**GOAL:** Which lines hold the word "dash"? Copy each of them.

**DATASET EXCERPTS:**
|---|
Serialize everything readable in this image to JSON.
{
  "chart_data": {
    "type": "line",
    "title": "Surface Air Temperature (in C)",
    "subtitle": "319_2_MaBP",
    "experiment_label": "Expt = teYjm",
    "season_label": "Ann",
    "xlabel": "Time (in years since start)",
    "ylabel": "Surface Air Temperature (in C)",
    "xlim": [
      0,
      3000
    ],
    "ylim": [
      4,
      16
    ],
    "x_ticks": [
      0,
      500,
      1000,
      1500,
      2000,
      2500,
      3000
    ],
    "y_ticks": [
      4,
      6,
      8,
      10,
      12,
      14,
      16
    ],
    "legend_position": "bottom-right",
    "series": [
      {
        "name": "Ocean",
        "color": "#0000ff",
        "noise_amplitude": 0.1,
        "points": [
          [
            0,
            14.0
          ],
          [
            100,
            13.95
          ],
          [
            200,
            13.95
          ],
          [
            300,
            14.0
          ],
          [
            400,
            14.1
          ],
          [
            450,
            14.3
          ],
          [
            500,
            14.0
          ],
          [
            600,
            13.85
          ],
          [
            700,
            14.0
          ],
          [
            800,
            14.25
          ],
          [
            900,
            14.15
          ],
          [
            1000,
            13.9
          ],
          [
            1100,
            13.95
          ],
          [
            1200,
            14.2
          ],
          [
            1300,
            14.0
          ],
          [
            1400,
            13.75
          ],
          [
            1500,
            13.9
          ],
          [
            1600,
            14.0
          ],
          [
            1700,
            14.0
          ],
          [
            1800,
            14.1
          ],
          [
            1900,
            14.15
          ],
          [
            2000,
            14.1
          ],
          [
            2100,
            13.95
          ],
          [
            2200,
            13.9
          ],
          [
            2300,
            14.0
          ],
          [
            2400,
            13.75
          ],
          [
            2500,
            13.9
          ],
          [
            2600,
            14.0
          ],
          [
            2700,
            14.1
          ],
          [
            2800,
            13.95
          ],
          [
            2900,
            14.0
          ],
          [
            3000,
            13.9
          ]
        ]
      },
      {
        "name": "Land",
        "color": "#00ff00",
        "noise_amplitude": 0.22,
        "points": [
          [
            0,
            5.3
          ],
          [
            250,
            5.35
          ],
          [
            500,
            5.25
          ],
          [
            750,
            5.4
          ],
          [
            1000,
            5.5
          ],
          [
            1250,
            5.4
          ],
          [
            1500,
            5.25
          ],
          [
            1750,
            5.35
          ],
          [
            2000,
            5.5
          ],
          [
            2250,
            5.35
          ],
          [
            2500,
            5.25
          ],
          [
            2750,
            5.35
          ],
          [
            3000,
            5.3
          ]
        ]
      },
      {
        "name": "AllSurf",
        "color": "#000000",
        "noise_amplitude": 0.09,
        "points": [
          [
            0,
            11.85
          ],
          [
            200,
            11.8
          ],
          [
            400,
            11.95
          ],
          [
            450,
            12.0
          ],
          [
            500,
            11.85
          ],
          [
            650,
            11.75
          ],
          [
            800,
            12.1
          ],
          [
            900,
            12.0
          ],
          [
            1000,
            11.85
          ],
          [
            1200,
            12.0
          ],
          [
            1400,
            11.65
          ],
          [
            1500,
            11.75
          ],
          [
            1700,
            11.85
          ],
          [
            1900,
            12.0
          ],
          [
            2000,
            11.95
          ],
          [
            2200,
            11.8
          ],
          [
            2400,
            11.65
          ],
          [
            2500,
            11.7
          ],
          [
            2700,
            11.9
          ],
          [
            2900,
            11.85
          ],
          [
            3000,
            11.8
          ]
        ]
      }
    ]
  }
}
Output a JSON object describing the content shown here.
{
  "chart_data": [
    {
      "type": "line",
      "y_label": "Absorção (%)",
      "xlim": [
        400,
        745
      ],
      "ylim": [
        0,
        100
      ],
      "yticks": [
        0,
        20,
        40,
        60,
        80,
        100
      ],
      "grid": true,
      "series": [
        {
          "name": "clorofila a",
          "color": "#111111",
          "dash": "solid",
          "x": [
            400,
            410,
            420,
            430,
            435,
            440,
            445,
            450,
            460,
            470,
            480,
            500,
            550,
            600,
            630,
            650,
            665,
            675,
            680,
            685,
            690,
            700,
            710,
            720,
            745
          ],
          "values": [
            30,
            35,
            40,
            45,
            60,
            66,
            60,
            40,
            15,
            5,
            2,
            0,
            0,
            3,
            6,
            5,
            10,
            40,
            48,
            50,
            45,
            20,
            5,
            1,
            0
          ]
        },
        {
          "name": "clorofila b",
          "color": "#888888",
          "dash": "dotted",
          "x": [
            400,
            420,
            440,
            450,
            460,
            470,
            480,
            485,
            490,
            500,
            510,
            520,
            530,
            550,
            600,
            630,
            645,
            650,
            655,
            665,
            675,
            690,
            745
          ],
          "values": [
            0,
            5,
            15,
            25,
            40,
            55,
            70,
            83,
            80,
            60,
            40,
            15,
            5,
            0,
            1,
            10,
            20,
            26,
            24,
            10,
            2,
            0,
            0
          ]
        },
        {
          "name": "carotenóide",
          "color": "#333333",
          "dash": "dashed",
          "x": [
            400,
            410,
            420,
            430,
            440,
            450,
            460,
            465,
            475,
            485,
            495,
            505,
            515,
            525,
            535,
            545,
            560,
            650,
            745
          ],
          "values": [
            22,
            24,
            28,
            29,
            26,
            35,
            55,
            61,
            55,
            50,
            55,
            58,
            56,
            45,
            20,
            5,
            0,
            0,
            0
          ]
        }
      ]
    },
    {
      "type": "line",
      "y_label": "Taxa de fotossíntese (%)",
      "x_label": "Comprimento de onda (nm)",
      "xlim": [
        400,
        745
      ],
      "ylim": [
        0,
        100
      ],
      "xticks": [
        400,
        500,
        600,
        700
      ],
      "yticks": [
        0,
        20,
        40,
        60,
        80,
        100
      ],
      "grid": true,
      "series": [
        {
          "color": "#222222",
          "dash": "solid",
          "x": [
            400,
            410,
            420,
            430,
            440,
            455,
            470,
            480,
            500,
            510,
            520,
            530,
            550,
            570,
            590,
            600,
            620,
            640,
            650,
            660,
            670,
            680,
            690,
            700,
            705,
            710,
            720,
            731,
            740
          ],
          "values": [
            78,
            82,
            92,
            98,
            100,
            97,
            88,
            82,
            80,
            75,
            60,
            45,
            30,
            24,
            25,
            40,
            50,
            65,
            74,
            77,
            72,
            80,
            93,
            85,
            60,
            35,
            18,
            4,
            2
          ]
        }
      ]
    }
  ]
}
|---|
**ANSWER FOR THE TASK:**
          "dash": "solid",
          "dash": "dotted",
          "dash": "dashed",
          "dash": "solid",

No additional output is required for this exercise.